Provided passage:
= Beginning of Section =

If you were hoping to sleep with Joshua for the first time tonight...
...which one of these would you want to be wearing?
You know what?
It really creeps me out choosing other people's sex clothes.
Sorry.
I'm just so excited.
I've been waiting for this for months.
I got my hair colored.
I got new sheets.
I'm making him a very fancy meal.
What am I making him, by the way?
Well, you're making him a frisée salad with goat cheese and pine nuts...
...wild rice, roasted asparagus and salmon en croute.
I thought I was making him filet mignon.
Yeah, you were, but you decided to make salmon because you had some left over.
And then you realized if you bitched about it, then you would stop cooking...
...and you would have to make your famous baked potato and Diet Coke.
Wow, I really get crabby when I cook.
Hey.
Hey.
Hey.
So, uh, Emily called last night.
And now you're giving me the message?
Turns out that Emily is just crazy about Susan.
Yeah.
They're going to the theater together.
They're going to dinner.
They're going horseback riding.
God, Susan is so fun.
Look, this is just a little too familiar.
Okay, for, like, six months before Carol and I split up...
...all I heard was, "My friend Susan is so smart.
My friend Susan is so funny.
My friend Susan is so great."
You actually think that something could happen between Emily and Susan?
Hey, they're going to the gym together.
Two women...
...stretching.
You know, they take a steam together, things get a little playful.
Didn't you see Personal Best?
No, but I'm gonna.
Hi.
Hi.
You're crazy.
Okay, this is Emily.
Emily is straight.
How do you know?
I mean, we thought Carol was straight before I married her.
Yeah, definitely.
I don't like the name Ross.
What a weird way to kick me when I'm down.
No, no, I just meant for the baby.
Oh.
What's wrong with Ross?
It's just, you know, something like this...
...would never happen to The Hulk, you know.
Actually, that's not true.
In The Incredible Hulk, number 72, Dr.
Bruce Banner found...
You know, never mind.
My girlfriend's a lesbian.
So I decided I'm definitely gonna go with either Joey or Chandler.
Oh.
Oh, oh, oh.
You gotta pick Joey.
I mean, name one famous person named Chandler.
Raymond Chandler.

= End of Section =

Records shown:
= Beginning of Section =

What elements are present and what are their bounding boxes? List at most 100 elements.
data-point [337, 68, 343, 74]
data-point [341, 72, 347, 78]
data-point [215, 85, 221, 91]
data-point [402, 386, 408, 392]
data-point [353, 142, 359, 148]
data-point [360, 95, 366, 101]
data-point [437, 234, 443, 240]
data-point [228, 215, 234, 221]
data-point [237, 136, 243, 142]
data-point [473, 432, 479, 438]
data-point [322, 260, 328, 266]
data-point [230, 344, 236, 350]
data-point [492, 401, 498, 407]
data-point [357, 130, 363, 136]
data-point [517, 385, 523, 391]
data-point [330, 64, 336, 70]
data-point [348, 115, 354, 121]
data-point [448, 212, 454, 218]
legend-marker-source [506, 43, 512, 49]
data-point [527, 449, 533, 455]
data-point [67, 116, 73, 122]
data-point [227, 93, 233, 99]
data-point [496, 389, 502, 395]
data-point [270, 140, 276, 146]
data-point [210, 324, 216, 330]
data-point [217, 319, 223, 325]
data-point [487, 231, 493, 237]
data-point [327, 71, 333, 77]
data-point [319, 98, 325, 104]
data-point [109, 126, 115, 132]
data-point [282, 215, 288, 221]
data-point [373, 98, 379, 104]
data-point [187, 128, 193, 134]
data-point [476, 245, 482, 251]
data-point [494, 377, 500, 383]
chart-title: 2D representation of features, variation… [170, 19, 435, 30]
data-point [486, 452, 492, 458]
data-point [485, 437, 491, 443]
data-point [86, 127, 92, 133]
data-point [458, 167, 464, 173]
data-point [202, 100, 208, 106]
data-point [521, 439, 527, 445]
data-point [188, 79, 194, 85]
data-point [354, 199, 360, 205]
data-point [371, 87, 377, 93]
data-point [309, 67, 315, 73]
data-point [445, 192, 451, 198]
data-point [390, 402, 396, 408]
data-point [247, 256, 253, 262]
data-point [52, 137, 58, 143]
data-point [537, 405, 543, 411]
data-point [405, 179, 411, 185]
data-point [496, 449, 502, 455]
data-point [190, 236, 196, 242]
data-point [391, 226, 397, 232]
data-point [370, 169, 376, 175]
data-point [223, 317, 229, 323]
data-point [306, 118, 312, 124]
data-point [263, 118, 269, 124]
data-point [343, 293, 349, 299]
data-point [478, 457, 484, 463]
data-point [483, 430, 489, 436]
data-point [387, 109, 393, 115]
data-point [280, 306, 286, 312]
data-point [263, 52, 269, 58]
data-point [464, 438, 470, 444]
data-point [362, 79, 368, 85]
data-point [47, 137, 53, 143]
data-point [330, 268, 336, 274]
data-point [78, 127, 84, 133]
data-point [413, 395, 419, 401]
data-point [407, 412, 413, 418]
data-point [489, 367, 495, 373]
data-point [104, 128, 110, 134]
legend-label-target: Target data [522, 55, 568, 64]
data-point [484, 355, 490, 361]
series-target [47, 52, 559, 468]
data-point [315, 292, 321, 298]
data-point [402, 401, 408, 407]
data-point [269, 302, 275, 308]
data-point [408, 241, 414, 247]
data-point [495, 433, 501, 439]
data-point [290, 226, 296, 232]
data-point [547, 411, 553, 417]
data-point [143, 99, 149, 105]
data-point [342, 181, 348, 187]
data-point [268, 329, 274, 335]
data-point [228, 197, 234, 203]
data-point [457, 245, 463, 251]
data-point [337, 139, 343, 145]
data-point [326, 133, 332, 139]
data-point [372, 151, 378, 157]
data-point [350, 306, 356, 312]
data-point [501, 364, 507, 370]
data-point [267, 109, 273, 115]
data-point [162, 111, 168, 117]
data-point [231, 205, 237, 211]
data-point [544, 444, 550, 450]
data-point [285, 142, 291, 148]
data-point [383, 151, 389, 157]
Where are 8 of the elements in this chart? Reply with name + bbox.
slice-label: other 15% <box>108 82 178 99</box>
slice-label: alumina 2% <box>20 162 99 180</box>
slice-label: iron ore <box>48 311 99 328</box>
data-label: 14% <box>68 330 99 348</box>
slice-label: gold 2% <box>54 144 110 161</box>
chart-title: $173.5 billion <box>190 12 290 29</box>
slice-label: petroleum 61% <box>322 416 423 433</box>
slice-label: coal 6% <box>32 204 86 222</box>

= End of Section =

Check your understanding:
1 > In the dialogue, which two names does the speaker narrow the baby's name down to?
2 > Quote the stretch of the dialogue from "You're crazy." through "that's not true.".

Answers given:
1 > Joey or Chandler.

2 >
You're crazy.
Okay, this is Emily.
Emily is straight.
How do you know?
I mean, we thought Carol was straight before I married her.
Yeah, definitely.
I don't like the name Ross.
What a weird way to kick me when I'm down.
No, no, I just meant for the baby.
Oh.
What's wrong with Ross?
It's just, you know, something like this...
...would never happen to The Hulk, you know.
Actually, that's not true.